Items from a dataset:
——————————

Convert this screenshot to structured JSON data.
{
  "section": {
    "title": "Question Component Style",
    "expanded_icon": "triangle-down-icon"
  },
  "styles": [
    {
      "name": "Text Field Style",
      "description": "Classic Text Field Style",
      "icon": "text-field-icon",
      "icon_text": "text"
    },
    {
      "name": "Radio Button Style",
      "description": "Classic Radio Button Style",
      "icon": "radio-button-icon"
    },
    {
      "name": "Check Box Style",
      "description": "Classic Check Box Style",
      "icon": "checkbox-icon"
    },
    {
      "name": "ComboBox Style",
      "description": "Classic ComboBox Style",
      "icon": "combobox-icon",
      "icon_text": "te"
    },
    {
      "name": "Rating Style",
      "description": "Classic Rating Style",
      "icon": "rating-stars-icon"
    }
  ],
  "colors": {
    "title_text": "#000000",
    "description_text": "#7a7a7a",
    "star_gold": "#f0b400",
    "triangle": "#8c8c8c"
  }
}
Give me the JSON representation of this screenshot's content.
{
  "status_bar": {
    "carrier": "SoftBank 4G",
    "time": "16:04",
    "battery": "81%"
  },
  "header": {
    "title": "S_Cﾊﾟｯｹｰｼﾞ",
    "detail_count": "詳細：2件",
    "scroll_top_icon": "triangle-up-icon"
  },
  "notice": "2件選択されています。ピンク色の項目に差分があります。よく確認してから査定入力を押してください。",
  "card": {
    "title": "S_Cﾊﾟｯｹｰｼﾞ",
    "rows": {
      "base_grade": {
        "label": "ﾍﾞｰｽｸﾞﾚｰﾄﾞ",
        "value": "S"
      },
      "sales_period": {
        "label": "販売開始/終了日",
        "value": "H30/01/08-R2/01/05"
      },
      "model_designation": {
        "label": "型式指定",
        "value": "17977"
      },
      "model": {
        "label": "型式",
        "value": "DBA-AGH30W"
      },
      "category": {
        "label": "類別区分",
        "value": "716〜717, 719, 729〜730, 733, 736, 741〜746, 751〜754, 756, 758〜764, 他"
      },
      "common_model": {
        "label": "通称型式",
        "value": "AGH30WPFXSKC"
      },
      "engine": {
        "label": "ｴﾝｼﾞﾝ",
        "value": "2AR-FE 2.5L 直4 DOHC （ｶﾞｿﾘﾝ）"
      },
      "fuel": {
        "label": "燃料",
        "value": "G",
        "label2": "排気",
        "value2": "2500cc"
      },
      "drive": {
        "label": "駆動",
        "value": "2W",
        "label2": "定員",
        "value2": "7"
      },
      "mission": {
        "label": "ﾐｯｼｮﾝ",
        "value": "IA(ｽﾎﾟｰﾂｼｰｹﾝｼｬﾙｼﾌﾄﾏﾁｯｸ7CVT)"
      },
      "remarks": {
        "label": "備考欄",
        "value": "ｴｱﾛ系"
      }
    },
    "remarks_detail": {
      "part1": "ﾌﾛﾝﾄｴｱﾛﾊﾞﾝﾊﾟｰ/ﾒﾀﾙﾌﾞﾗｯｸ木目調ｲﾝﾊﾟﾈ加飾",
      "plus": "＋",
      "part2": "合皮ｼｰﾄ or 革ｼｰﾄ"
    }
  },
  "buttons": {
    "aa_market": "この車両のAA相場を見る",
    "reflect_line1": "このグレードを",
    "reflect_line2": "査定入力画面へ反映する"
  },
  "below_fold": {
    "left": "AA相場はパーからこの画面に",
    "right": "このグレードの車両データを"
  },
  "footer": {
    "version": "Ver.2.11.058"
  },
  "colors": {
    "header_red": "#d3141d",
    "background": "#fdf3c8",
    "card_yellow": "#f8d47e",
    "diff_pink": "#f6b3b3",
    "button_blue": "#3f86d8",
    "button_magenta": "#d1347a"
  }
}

——————————

Set all of the records down again, exactly as they stand.

Exercise output:
Convert this screenshot to structured JSON data.
{
  "section": {
    "title": "Question Component Style",
    "expanded_icon": "triangle-down-icon"
  },
  "styles": [
    {
      "name": "Text Field Style",
      "description": "Classic Text Field Style",
      "icon": "text-field-icon",
      "icon_text": "text"
    },
    {
      "name": "Radio Button Style",
      "description": "Classic Radio Button Style",
      "icon": "radio-button-icon"
    },
    {
      "name": "Check Box Style",
      "description": "Classic Check Box Style",
      "icon": "checkbox-icon"
    },
    {
      "name": "ComboBox Style",
      "description": "Classic ComboBox Style",
      "icon": "combobox-icon",
      "icon_text": "te"
    },
    {
      "name": "Rating Style",
      "description": "Classic Rating Style",
      "icon": "rating-stars-icon"
    }
  ],
  "colors": {
    "title_text": "#000000",
    "description_text": "#7a7a7a",
    "star_gold": "#f0b400",
    "triangle": "#8c8c8c"
  }
}
Give me the JSON representation of this screenshot's content.
{
  "status_bar": {
    "carrier": "SoftBank 4G",
    "time": "16:04",
    "battery": "81%"
  },
  "header": {
    "title": "S_Cﾊﾟｯｹｰｼﾞ",
    "detail_count": "詳細：2件",
    "scroll_top_icon": "triangle-up-icon"
  },
  "notice": "2件選択されています。ピンク色の項目に差分があります。よく確認してから査定入力を押してください。",
  "card": {
    "title": "S_Cﾊﾟｯｹｰｼﾞ",
    "rows": {
      "base_grade": {
        "label": "ﾍﾞｰｽｸﾞﾚｰﾄﾞ",
        "value": "S"
      },
      "sales_period": {
        "label": "販売開始/終了日",
        "value": "H30/01/08-R2/01/05"
      },
      "model_designation": {
        "label": "型式指定",
        "value": "17977"
      },
      "model": {
        "label": "型式",
        "value": "DBA-AGH30W"
      },
      "category": {
        "label": "類別区分",
        "value": "716〜717, 719, 729〜730, 733, 736, 741〜746, 751〜754, 756, 758〜764, 他"
      },
      "common_model": {
        "label": "通称型式",
        "value": "AGH30WPFXSKC"
      },
      "engine": {
        "label": "ｴﾝｼﾞﾝ",
        "value": "2AR-FE 2.5L 直4 DOHC （ｶﾞｿﾘﾝ）"
      },
      "fuel": {
        "label": "燃料",
        "value": "G",
        "label2": "排気",
        "value2": "2500cc"
      },
      "drive": {
        "label": "駆動",
        "value": "2W",
        "label2": "定員",
        "value2": "7"
      },
      "mission": {
        "label": "ﾐｯｼｮﾝ",
        "value": "IA(ｽﾎﾟｰﾂｼｰｹﾝｼｬﾙｼﾌﾄﾏﾁｯｸ7CVT)"
      },
      "remarks": {
        "label": "備考欄",
        "value": "ｴｱﾛ系"
      }
    },
    "remarks_detail": {
      "part1": "ﾌﾛﾝﾄｴｱﾛﾊﾞﾝﾊﾟｰ/ﾒﾀﾙﾌﾞﾗｯｸ木目調ｲﾝﾊﾟﾈ加飾",
      "plus": "＋",
      "part2": "合皮ｼｰﾄ or 革ｼｰﾄ"
    }
  },
  "buttons": {
    "aa_market": "この車両のAA相場を見る",
    "reflect_line1": "このグレードを",
    "reflect_line2": "査定入力画面へ反映する"
  },
  "below_fold": {
    "left": "AA相場はパーからこの画面に",
    "right": "このグレードの車両データを"
  },
  "footer": {
    "version": "Ver.2.11.058"
  },
  "colors": {
    "header_red": "#d3141d",
    "background": "#fdf3c8",
    "card_yellow": "#f8d47e",
    "diff_pink": "#f6b3b3",
    "button_blue": "#3f86d8",
    "button_magenta": "#d1347a"
  }
}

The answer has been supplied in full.